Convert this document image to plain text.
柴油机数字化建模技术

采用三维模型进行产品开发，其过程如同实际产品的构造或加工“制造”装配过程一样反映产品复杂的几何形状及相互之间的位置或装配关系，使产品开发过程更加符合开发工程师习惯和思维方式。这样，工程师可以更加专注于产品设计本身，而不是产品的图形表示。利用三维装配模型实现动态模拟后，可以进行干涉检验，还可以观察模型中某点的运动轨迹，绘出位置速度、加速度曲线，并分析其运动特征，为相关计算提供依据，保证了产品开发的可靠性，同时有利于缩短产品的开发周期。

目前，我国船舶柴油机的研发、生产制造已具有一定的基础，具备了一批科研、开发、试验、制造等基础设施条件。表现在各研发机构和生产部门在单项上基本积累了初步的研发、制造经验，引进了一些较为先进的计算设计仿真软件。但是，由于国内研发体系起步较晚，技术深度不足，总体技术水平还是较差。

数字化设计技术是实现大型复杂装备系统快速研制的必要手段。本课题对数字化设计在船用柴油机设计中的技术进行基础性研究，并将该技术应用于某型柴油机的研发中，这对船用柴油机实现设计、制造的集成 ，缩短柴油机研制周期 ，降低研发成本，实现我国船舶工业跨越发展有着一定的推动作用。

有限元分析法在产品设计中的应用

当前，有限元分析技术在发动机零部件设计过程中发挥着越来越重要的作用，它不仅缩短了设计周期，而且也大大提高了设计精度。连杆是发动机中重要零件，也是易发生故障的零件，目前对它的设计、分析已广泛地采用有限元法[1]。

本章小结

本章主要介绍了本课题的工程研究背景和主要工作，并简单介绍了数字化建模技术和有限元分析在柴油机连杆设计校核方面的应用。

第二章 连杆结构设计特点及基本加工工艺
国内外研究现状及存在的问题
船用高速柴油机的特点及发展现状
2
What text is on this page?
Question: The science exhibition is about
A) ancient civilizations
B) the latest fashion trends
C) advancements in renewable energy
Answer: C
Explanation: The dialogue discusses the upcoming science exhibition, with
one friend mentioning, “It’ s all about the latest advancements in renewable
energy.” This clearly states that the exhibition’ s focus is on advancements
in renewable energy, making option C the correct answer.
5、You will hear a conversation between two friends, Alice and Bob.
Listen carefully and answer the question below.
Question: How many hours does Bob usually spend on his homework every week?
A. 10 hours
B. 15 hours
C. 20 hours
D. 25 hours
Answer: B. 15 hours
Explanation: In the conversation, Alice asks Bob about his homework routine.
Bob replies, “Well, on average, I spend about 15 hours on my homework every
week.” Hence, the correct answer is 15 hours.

= = = = =

**Work to be completed**
Filter the records above for "spend" and copy every matching line.

**Problem solution**
Question: How many hours does Bob usually spend on his homework every week?
Bob replies, “Well, on average, I spend about 15 hours on my homework every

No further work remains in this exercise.